* **DATASET EXTRACT**

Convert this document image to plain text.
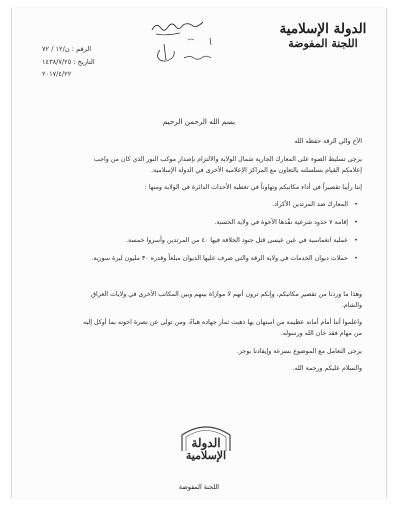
الدولة الإسلامية
اللجنة المفوضة
الرقم : ن/١٢ / ٧٢
التاريخ : ١٤٣٨/٧/٢٥
٢٠١٧/٤/٢٢
بسم الله الرحمن الرحيم
الأخ والي الرقة حفظه الله
يرجى تسليط الضوء على المعارك الجارية شمال الولاية والالتزام بإصدار موكب النور الذي كان من واجب
إعلامكم القيام بسلسلته بالتعاون مع المراكز الإعلامية الأخرى في الدولة الإسلامية.
إننا رأينا تقصيراً في أداء مكاتبكم وتهاوناً في تغطية الأحداث الدائرة في الولاية ومنها :
المعارك ضد المرتدين الأكراد. •
إقامة ٧ حدود شرعية نفّذها الأخوة في ولاية الحسبة. •
عملية انغماسية في عين عيسى قتل جنود الخلافة فيها ٤٠ من المرتدين وأسروا خمسة. •
حملات ديوان الخدمات في ولاية الرقة والتي صرف عليها الديوان مبلغاً وقدره ٣٠ مليون ليرة سورية. •
وهذا ما وردنا من تقصير مكاتبكم، وإنكم ترون أنهم لا موازاة بينهم وبين المكاتب الأخرى في ولايات العراق
والشام.
واعلموا أننا أمام أمانة عظيمة من استهان بها ذهبت ثمار جهاده هباءً، ومن تولى عن نصرة اخوته بما أوكل إليه
من مهام فقد خان الله ورسوله.
يرجى التعامل مع الموضوع بسرعة وإيفادنا بوجز.
والسلام عليكم ورحمة الله.
الدولة
الإسلامية
اللجنة المفوضة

* **DIRECTIONS FOR THIS TASK**
State how many lines hold the word "الله". The number is the whole answer.

* **COMPLETED EXERCISE**
4